Given task: Across the data below, how many lines hold "help"? Answer with that number and nothing else.
================
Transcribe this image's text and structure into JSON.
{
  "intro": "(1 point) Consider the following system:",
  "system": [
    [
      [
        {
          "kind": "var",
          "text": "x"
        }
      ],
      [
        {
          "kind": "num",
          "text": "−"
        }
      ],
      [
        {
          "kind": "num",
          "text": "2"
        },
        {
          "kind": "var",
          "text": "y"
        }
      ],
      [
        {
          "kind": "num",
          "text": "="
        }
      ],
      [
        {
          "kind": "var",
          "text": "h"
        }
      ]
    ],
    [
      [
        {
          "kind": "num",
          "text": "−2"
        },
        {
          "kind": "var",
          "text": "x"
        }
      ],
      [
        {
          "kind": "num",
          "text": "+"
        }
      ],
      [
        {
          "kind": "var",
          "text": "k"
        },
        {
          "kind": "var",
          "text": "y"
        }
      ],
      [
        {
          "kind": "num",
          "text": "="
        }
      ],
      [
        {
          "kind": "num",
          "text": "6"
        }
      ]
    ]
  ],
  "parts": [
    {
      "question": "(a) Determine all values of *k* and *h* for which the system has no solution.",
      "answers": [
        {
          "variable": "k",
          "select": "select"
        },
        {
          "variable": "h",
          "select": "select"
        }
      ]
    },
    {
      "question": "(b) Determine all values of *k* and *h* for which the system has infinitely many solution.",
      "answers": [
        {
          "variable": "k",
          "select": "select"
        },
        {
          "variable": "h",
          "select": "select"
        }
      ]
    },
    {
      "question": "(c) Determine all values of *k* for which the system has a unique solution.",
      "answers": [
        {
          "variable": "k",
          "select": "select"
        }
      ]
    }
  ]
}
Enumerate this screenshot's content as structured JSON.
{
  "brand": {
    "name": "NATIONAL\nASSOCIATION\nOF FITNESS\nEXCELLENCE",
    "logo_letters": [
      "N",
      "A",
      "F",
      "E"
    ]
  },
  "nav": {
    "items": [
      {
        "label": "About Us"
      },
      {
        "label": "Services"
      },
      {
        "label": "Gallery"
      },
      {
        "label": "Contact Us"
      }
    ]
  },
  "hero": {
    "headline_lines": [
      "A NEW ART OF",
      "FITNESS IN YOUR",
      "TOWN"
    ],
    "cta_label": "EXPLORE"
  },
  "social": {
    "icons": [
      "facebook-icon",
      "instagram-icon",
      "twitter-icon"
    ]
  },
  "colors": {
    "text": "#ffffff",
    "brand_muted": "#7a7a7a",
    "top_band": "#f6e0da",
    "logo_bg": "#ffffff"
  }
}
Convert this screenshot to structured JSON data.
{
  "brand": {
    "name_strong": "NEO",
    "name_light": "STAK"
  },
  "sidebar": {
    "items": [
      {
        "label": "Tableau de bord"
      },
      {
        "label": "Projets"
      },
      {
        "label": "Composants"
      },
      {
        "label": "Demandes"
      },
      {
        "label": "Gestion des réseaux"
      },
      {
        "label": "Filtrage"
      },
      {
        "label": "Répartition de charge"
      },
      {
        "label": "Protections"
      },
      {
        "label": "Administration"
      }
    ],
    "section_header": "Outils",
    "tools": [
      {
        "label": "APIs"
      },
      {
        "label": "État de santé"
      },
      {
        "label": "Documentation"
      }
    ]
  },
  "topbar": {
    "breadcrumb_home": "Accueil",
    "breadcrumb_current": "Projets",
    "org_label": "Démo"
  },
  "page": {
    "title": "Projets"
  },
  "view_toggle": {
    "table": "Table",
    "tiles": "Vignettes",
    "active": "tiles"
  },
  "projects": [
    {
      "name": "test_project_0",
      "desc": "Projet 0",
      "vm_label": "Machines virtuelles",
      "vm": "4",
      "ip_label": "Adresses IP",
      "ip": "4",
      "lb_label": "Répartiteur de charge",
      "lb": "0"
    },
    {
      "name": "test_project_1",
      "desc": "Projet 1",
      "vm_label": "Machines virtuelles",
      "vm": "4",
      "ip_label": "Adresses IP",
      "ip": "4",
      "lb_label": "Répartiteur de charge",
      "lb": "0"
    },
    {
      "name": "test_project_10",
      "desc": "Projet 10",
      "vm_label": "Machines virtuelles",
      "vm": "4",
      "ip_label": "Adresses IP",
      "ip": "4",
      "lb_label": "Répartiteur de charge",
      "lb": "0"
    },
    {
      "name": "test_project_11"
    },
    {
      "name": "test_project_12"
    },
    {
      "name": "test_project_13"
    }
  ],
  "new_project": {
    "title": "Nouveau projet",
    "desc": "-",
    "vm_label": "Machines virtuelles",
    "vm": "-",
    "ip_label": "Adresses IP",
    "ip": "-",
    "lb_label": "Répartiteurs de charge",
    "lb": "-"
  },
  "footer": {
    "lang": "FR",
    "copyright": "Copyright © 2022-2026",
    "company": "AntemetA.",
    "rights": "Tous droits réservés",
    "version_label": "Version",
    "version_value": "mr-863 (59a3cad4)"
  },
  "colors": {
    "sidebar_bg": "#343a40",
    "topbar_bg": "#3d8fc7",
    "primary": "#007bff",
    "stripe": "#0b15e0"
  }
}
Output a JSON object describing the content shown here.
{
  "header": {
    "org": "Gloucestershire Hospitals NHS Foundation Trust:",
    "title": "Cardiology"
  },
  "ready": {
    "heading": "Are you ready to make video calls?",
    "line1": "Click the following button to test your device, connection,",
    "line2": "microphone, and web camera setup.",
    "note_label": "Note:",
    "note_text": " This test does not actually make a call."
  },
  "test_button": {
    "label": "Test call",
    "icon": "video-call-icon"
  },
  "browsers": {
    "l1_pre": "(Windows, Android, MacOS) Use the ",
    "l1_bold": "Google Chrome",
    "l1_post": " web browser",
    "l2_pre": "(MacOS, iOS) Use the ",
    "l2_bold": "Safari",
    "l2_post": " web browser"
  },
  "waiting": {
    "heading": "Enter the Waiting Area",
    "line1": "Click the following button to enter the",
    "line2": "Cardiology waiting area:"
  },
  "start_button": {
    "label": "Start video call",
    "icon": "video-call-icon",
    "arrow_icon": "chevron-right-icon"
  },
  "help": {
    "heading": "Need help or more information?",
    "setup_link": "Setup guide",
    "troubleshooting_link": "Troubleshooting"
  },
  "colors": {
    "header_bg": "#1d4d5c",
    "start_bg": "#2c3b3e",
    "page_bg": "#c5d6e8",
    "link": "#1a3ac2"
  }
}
================
Answer to the task: 2